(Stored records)

+++

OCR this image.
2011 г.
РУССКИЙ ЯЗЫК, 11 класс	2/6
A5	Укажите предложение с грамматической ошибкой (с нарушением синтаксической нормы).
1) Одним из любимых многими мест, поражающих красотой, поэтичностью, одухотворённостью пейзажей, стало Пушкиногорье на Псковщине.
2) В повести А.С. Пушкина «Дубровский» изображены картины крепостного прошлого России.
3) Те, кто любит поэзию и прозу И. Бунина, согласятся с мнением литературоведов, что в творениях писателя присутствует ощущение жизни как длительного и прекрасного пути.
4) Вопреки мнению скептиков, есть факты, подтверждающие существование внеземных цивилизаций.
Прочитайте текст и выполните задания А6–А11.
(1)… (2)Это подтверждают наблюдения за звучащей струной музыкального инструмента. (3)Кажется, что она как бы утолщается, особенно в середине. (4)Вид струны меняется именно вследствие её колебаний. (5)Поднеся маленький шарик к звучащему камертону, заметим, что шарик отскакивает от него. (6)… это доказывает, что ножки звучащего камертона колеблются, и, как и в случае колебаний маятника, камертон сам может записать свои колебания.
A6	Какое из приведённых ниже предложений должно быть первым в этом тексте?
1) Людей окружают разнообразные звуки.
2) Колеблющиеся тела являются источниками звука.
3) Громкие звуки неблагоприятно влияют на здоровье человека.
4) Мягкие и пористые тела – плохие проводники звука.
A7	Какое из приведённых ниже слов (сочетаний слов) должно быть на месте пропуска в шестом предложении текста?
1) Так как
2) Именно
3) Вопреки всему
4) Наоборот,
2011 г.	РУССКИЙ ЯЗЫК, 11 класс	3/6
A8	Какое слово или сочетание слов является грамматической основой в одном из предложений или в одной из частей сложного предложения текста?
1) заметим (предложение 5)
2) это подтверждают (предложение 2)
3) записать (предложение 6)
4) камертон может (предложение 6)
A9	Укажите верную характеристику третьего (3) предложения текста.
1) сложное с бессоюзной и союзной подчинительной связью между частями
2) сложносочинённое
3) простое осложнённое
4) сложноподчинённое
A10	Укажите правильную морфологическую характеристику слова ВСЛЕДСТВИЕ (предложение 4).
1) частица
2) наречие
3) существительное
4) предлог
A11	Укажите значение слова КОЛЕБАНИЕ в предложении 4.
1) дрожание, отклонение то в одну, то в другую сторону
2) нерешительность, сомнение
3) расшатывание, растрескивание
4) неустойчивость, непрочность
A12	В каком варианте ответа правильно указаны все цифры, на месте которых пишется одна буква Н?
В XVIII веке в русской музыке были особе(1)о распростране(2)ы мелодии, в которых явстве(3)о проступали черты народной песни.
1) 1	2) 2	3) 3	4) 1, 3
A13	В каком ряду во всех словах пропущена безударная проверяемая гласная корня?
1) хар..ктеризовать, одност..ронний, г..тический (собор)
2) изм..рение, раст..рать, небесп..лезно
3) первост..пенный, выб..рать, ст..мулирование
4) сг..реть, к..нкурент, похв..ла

+++

• _What is asked_
Check each line above for the word "грамматической" and give the number of lines that have it, nothing else.

• _Response_
2